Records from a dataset
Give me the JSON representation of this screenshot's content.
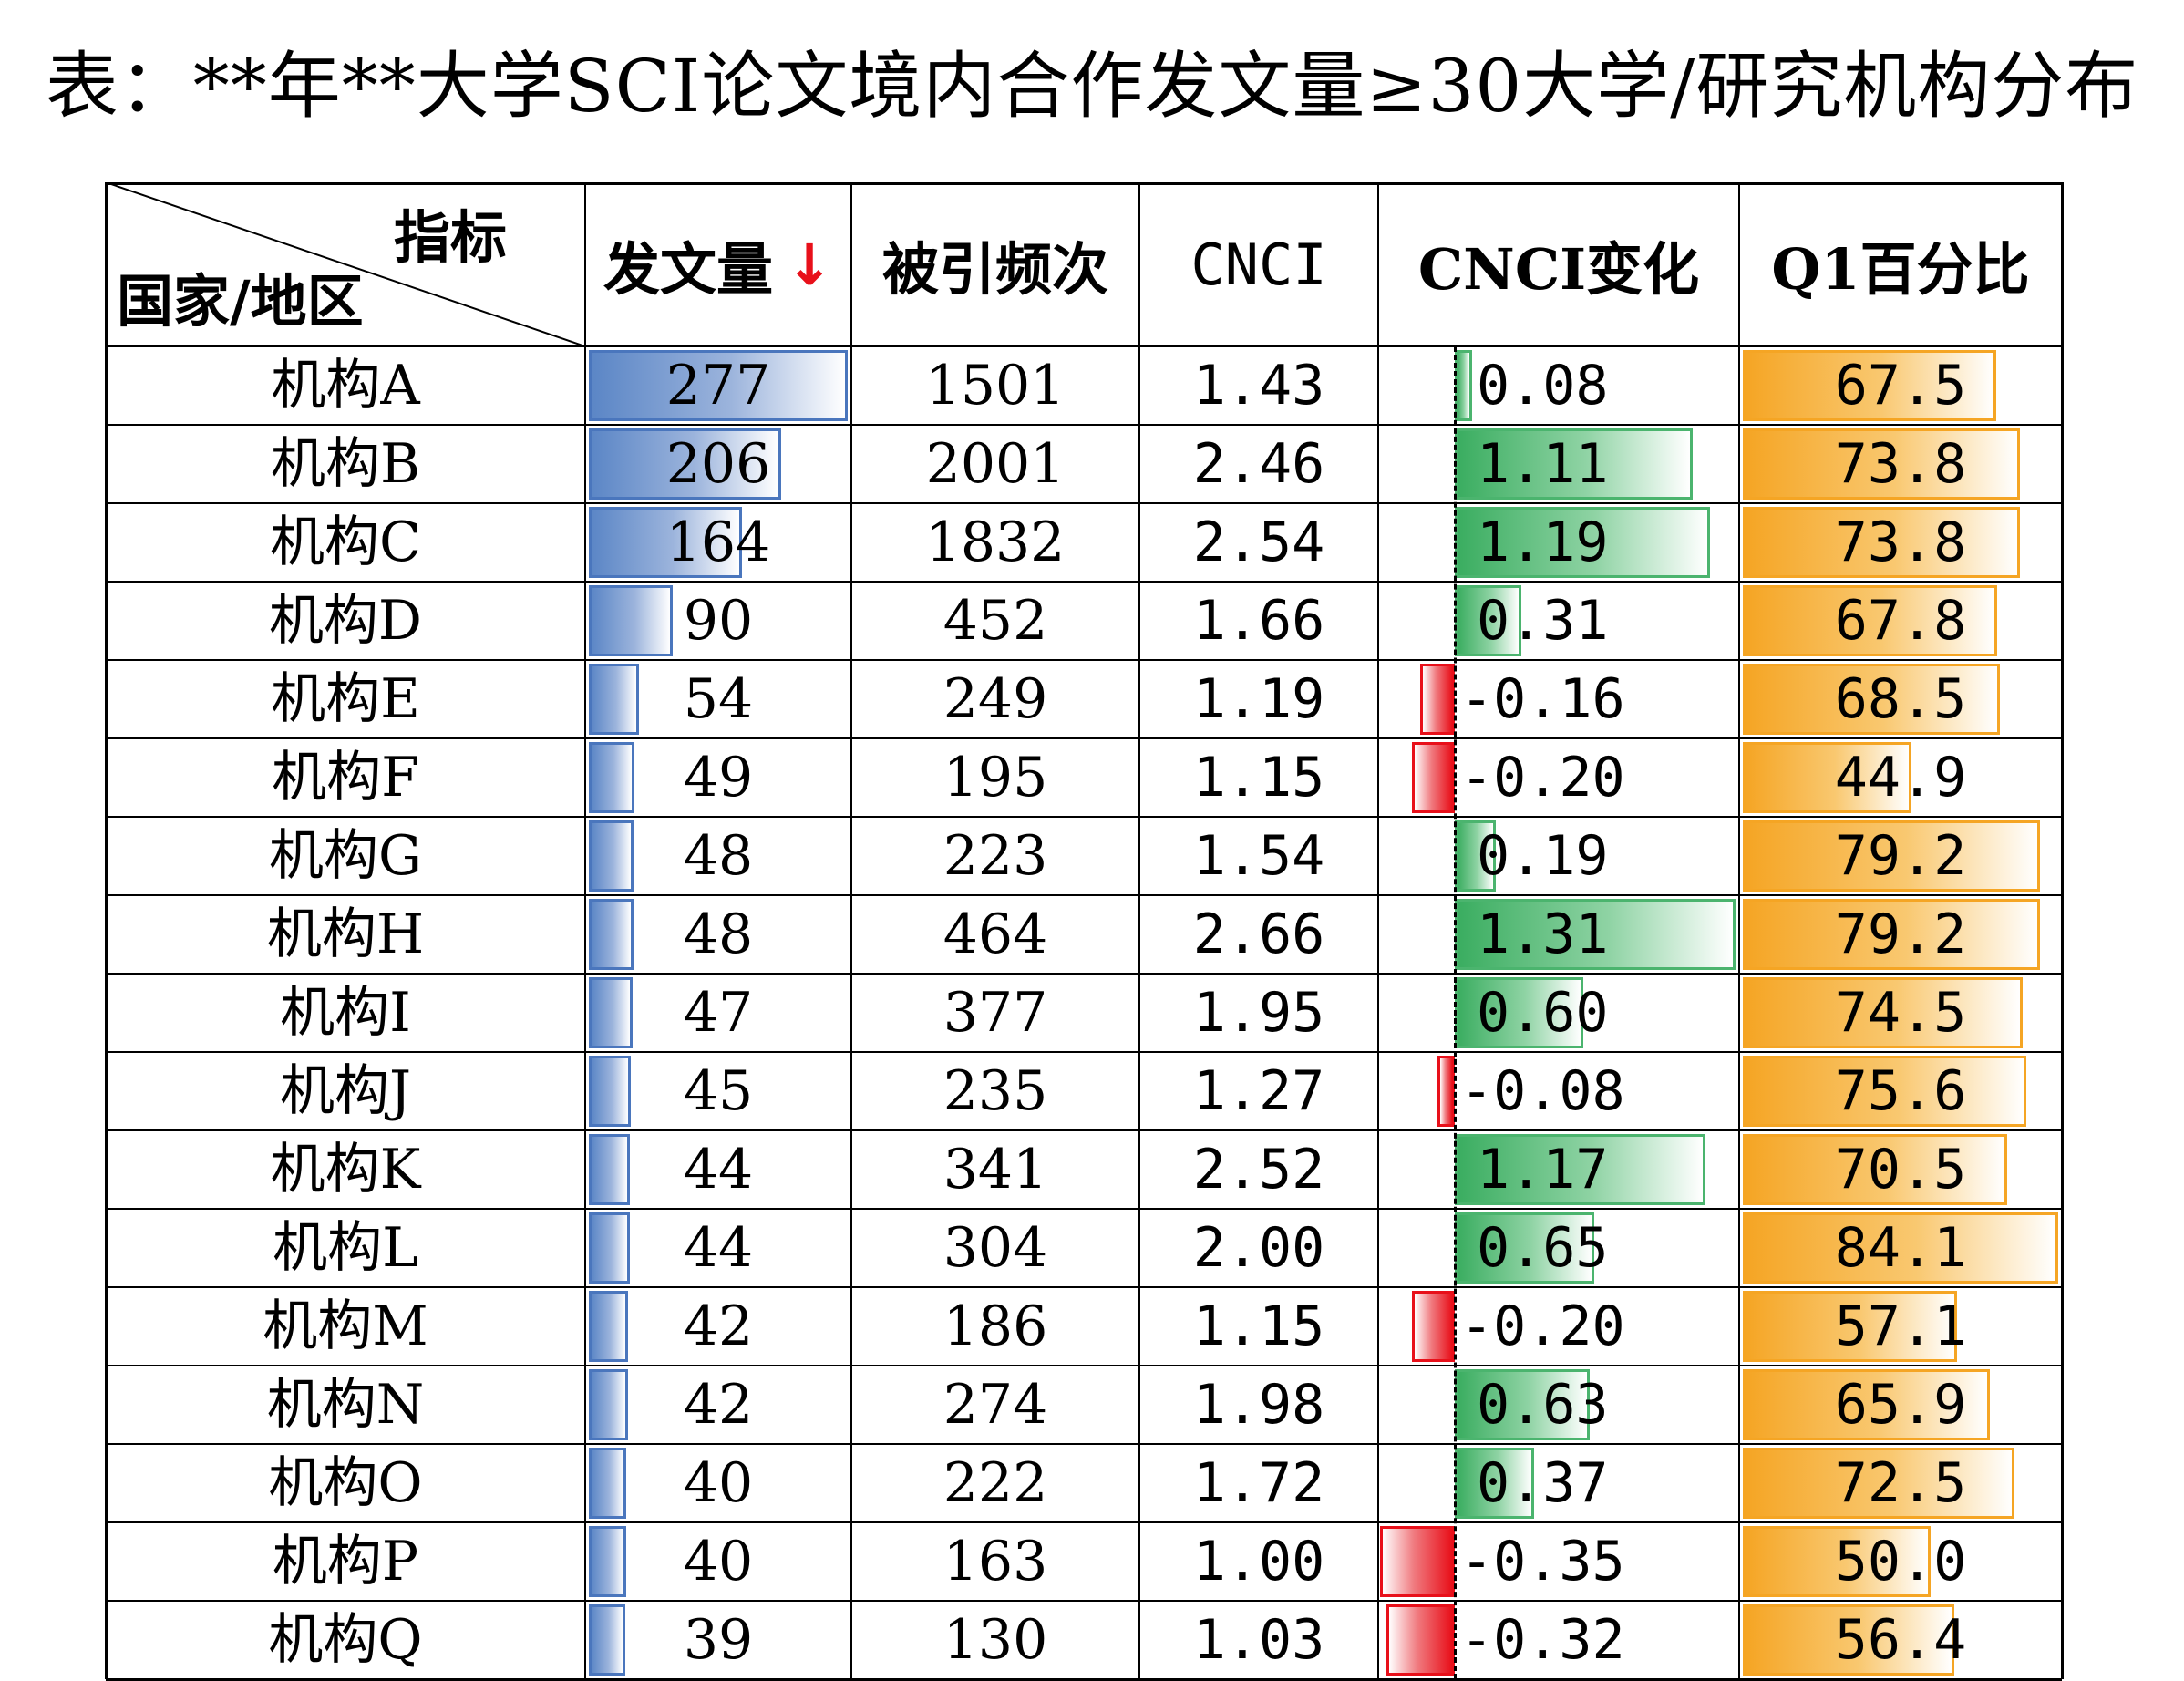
{
  "title": "表：**年**大学SCI论文境内合作发文量≥30大学/研究机构分布",
  "header": {
    "corner_top": "指标",
    "corner_bottom": "国家/地区",
    "columns": [
      "发文量",
      "被引频次",
      "CNCI",
      "CNCI变化",
      "Q1百分比"
    ],
    "sort_arrow": "↓"
  },
  "colors": {
    "blue_bar": "#5b86c6",
    "green_bar": "#3aad60",
    "red_bar": "#e8101a",
    "orange_bar": "#f5a524",
    "sort_arrow": "#e8101a"
  },
  "rows": [
    {
      "name": "机构A",
      "papers": "277",
      "citations": "1501",
      "cnci": "1.43",
      "cnci_change": "0.08",
      "q1": "67.5"
    },
    {
      "name": "机构B",
      "papers": "206",
      "citations": "2001",
      "cnci": "2.46",
      "cnci_change": "1.11",
      "q1": "73.8"
    },
    {
      "name": "机构C",
      "papers": "164",
      "citations": "1832",
      "cnci": "2.54",
      "cnci_change": "1.19",
      "q1": "73.8"
    },
    {
      "name": "机构D",
      "papers": "90",
      "citations": "452",
      "cnci": "1.66",
      "cnci_change": "0.31",
      "q1": "67.8"
    },
    {
      "name": "机构E",
      "papers": "54",
      "citations": "249",
      "cnci": "1.19",
      "cnci_change": "-0.16",
      "q1": "68.5"
    },
    {
      "name": "机构F",
      "papers": "49",
      "citations": "195",
      "cnci": "1.15",
      "cnci_change": "-0.20",
      "q1": "44.9"
    },
    {
      "name": "机构G",
      "papers": "48",
      "citations": "223",
      "cnci": "1.54",
      "cnci_change": "0.19",
      "q1": "79.2"
    },
    {
      "name": "机构H",
      "papers": "48",
      "citations": "464",
      "cnci": "2.66",
      "cnci_change": "1.31",
      "q1": "79.2"
    },
    {
      "name": "机构I",
      "papers": "47",
      "citations": "377",
      "cnci": "1.95",
      "cnci_change": "0.60",
      "q1": "74.5"
    },
    {
      "name": "机构J",
      "papers": "45",
      "citations": "235",
      "cnci": "1.27",
      "cnci_change": "-0.08",
      "q1": "75.6"
    },
    {
      "name": "机构K",
      "papers": "44",
      "citations": "341",
      "cnci": "2.52",
      "cnci_change": "1.17",
      "q1": "70.5"
    },
    {
      "name": "机构L",
      "papers": "44",
      "citations": "304",
      "cnci": "2.00",
      "cnci_change": "0.65",
      "q1": "84.1"
    },
    {
      "name": "机构M",
      "papers": "42",
      "citations": "186",
      "cnci": "1.15",
      "cnci_change": "-0.20",
      "q1": "57.1"
    },
    {
      "name": "机构N",
      "papers": "42",
      "citations": "274",
      "cnci": "1.98",
      "cnci_change": "0.63",
      "q1": "65.9"
    },
    {
      "name": "机构O",
      "papers": "40",
      "citations": "222",
      "cnci": "1.72",
      "cnci_change": "0.37",
      "q1": "72.5"
    },
    {
      "name": "机构P",
      "papers": "40",
      "citations": "163",
      "cnci": "1.00",
      "cnci_change": "-0.35",
      "q1": "50.0"
    },
    {
      "name": "机构Q",
      "papers": "39",
      "citations": "130",
      "cnci": "1.03",
      "cnci_change": "-0.32",
      "q1": "56.4"
    }
  ],
  "chart_data": {
    "type": "table",
    "title": "表：**年**大学SCI论文境内合作发文量≥30大学/研究机构分布",
    "columns": [
      "国家/地区",
      "发文量",
      "被引频次",
      "CNCI",
      "CNCI变化",
      "Q1百分比"
    ],
    "categories": [
      "机构A",
      "机构B",
      "机构C",
      "机构D",
      "机构E",
      "机构F",
      "机构G",
      "机构H",
      "机构I",
      "机构J",
      "机构K",
      "机构L",
      "机构M",
      "机构N",
      "机构O",
      "机构P",
      "机构Q"
    ],
    "series": [
      {
        "name": "发文量",
        "values": [
          277,
          206,
          164,
          90,
          54,
          49,
          48,
          48,
          47,
          45,
          44,
          44,
          42,
          42,
          40,
          40,
          39
        ]
      },
      {
        "name": "被引频次",
        "values": [
          1501,
          2001,
          1832,
          452,
          249,
          195,
          223,
          464,
          377,
          235,
          341,
          304,
          186,
          274,
          222,
          163,
          130
        ]
      },
      {
        "name": "CNCI",
        "values": [
          1.43,
          2.46,
          2.54,
          1.66,
          1.19,
          1.15,
          1.54,
          2.66,
          1.95,
          1.27,
          2.52,
          2.0,
          1.15,
          1.98,
          1.72,
          1.0,
          1.03
        ]
      },
      {
        "name": "CNCI变化",
        "values": [
          0.08,
          1.11,
          1.19,
          0.31,
          -0.16,
          -0.2,
          0.19,
          1.31,
          0.6,
          -0.08,
          1.17,
          0.65,
          -0.2,
          0.63,
          0.37,
          -0.35,
          -0.32
        ]
      },
      {
        "name": "Q1百分比",
        "values": [
          67.5,
          73.8,
          73.8,
          67.8,
          68.5,
          44.9,
          79.2,
          79.2,
          74.5,
          75.6,
          70.5,
          84.1,
          57.1,
          65.9,
          72.5,
          50.0,
          56.4
        ]
      }
    ]
  }
}
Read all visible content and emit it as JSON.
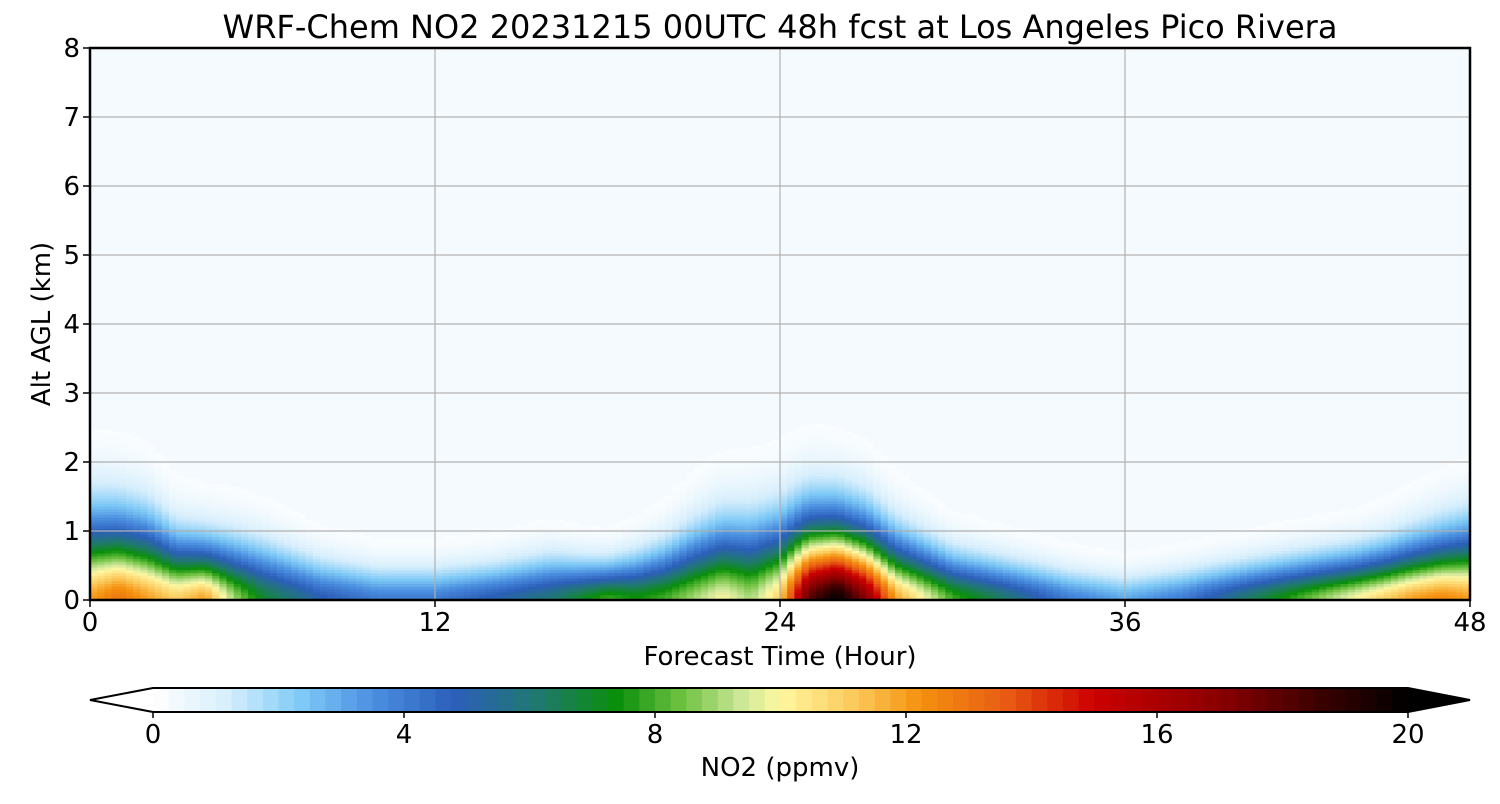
{
  "chart_data": {
    "type": "heatmap",
    "title": "WRF-Chem NO2  20231215 00UTC 48h fcst at Los Angeles Pico Rivera",
    "xlabel": "Forecast Time (Hour)",
    "ylabel": "Alt AGL (km)",
    "xlim": [
      0,
      48
    ],
    "ylim": [
      0,
      8
    ],
    "xticks": [
      "0",
      "12",
      "24",
      "36",
      "48"
    ],
    "yticks": [
      "0",
      "1",
      "2",
      "3",
      "4",
      "5",
      "6",
      "7",
      "8"
    ],
    "grid": true,
    "colorbar": {
      "label": "NO2  (ppmv)",
      "min": 0,
      "max": 20,
      "ticks": [
        "0",
        "4",
        "8",
        "12",
        "16",
        "20"
      ],
      "extend": "both",
      "stops": [
        {
          "v": 0,
          "c": "#ffffff"
        },
        {
          "v": 1.2,
          "c": "#d6eefc"
        },
        {
          "v": 2.4,
          "c": "#7cc8f6"
        },
        {
          "v": 3.5,
          "c": "#4b8fe0"
        },
        {
          "v": 4.8,
          "c": "#2c5fba"
        },
        {
          "v": 6.2,
          "c": "#1f7a6a"
        },
        {
          "v": 7.4,
          "c": "#0a8f0a"
        },
        {
          "v": 8.4,
          "c": "#6cc040"
        },
        {
          "v": 9.4,
          "c": "#cfe89a"
        },
        {
          "v": 10.0,
          "c": "#fff7a0"
        },
        {
          "v": 11.2,
          "c": "#fbc85a"
        },
        {
          "v": 12.2,
          "c": "#f59210"
        },
        {
          "v": 13.6,
          "c": "#e85c14"
        },
        {
          "v": 15.0,
          "c": "#cc0000"
        },
        {
          "v": 17.0,
          "c": "#8a0000"
        },
        {
          "v": 18.6,
          "c": "#3a0000"
        },
        {
          "v": 20.0,
          "c": "#000000"
        }
      ]
    },
    "field": {
      "description_hours": [
        0,
        1,
        2,
        3,
        4,
        5,
        6,
        8,
        10,
        12,
        14,
        16,
        17,
        18,
        19,
        20,
        21,
        22,
        23,
        24,
        25,
        26,
        27,
        28,
        29,
        30,
        32,
        34,
        36,
        38,
        40,
        42,
        44,
        45,
        46,
        47,
        48
      ],
      "surface_ppmv": [
        12,
        13,
        12,
        11,
        12,
        9,
        7,
        5,
        4,
        4,
        5,
        6,
        7,
        8,
        7.5,
        8,
        9,
        10,
        9,
        11,
        18,
        20,
        17,
        12,
        10,
        8,
        6,
        4,
        3,
        4,
        6,
        8,
        10,
        11,
        12,
        12.5,
        12
      ],
      "mix_depth_km": [
        1.9,
        1.85,
        1.75,
        1.4,
        1.3,
        1.3,
        1.25,
        0.95,
        0.8,
        0.8,
        0.85,
        1.0,
        0.9,
        0.85,
        1.0,
        1.2,
        1.5,
        1.7,
        1.75,
        1.8,
        1.85,
        1.8,
        1.7,
        1.45,
        1.25,
        1.05,
        0.9,
        0.75,
        0.65,
        0.75,
        0.85,
        0.95,
        1.05,
        1.15,
        1.3,
        1.45,
        1.6
      ]
    }
  }
}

▶ _WRITTEN PROBLEM_
Identify every line above that includes the word "JSON", and show those lines.

▶ _PROBLEM SOLUTION_
Give me the JSON representation of this screenshot's content.
Read all visible content and emit it as JSON.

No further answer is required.